(Data listing)
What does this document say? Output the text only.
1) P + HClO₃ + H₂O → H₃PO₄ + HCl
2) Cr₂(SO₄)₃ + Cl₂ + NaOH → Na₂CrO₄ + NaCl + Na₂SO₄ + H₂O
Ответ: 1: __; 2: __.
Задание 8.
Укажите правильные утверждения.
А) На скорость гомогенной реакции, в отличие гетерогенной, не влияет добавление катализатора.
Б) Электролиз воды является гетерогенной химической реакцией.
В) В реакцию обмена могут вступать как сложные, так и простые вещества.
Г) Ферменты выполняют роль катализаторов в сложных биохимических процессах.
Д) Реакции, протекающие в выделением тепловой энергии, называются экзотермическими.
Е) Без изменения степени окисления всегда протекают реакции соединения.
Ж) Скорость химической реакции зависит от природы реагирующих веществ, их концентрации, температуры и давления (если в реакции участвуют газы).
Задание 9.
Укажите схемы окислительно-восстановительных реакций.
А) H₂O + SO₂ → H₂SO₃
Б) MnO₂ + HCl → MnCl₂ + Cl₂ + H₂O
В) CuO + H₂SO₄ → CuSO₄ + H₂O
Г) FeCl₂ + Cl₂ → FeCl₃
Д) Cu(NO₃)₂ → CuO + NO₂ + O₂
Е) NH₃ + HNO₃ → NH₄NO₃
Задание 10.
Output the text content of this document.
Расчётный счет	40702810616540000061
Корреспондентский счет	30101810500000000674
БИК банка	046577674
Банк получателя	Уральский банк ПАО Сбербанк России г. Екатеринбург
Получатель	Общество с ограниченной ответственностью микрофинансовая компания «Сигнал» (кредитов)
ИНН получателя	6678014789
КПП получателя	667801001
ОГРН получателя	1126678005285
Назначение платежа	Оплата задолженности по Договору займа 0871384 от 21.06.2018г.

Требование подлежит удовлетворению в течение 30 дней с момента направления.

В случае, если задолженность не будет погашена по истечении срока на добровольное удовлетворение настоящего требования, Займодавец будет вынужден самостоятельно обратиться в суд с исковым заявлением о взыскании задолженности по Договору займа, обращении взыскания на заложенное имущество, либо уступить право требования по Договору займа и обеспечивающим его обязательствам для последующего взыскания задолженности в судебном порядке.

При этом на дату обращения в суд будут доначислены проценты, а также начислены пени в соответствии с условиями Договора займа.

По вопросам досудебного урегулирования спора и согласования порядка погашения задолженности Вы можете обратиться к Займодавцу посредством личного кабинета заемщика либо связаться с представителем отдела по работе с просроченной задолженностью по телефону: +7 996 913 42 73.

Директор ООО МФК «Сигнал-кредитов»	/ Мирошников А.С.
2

▶ **GOAL OF THE EXERCISE**: Output all of the data again. Match it exactly.

▶ **EXERCISE RESULT**:
What does this document say? Output the text only.
1) P + HClO₃ + H₂O → H₃PO₄ + HCl
2) Cr₂(SO₄)₃ + Cl₂ + NaOH → Na₂CrO₄ + NaCl + Na₂SO₄ + H₂O
Ответ: 1: __; 2: __.
Задание 8.
Укажите правильные утверждения.
А) На скорость гомогенной реакции, в отличие гетерогенной, не влияет добавление катализатора.
Б) Электролиз воды является гетерогенной химической реакцией.
В) В реакцию обмена могут вступать как сложные, так и простые вещества.
Г) Ферменты выполняют роль катализаторов в сложных биохимических процессах.
Д) Реакции, протекающие в выделением тепловой энергии, называются экзотермическими.
Е) Без изменения степени окисления всегда протекают реакции соединения.
Ж) Скорость химической реакции зависит от природы реагирующих веществ, их концентрации, температуры и давления (если в реакции участвуют газы).
Задание 9.
Укажите схемы окислительно-восстановительных реакций.
А) H₂O + SO₂ → H₂SO₃
Б) MnO₂ + HCl → MnCl₂ + Cl₂ + H₂O
В) CuO + H₂SO₄ → CuSO₄ + H₂O
Г) FeCl₂ + Cl₂ → FeCl₃
Д) Cu(NO₃)₂ → CuO + NO₂ + O₂
Е) NH₃ + HNO₃ → NH₄NO₃
Задание 10.
Output the text content of this document.
Расчётный счет	40702810616540000061
Корреспондентский счет	30101810500000000674
БИК банка	046577674
Банк получателя	Уральский банк ПАО Сбербанк России г. Екатеринбург
Получатель	Общество с ограниченной ответственностью микрофинансовая компания «Сигнал» (кредитов)
ИНН получателя	6678014789
КПП получателя	667801001
ОГРН получателя	1126678005285
Назначение платежа	Оплата задолженности по Договору займа 0871384 от 21.06.2018г.

Требование подлежит удовлетворению в течение 30 дней с момента направления.

В случае, если задолженность не будет погашена по истечении срока на добровольное удовлетворение настоящего требования, Займодавец будет вынужден самостоятельно обратиться в суд с исковым заявлением о взыскании задолженности по Договору займа, обращении взыскания на заложенное имущество, либо уступить право требования по Договору займа и обеспечивающим его обязательствам для последующего взыскания задолженности в судебном порядке.

При этом на дату обращения в суд будут доначислены проценты, а также начислены пени в соответствии с условиями Договора займа.

По вопросам досудебного урегулирования спора и согласования порядка погашения задолженности Вы можете обратиться к Займодавцу посредством личного кабинета заемщика либо связаться с представителем отдела по работе с просроченной задолженностью по телефону: +7 996 913 42 73.

Директор ООО МФК «Сигнал-кредитов»	/ Мирошников А.С.
2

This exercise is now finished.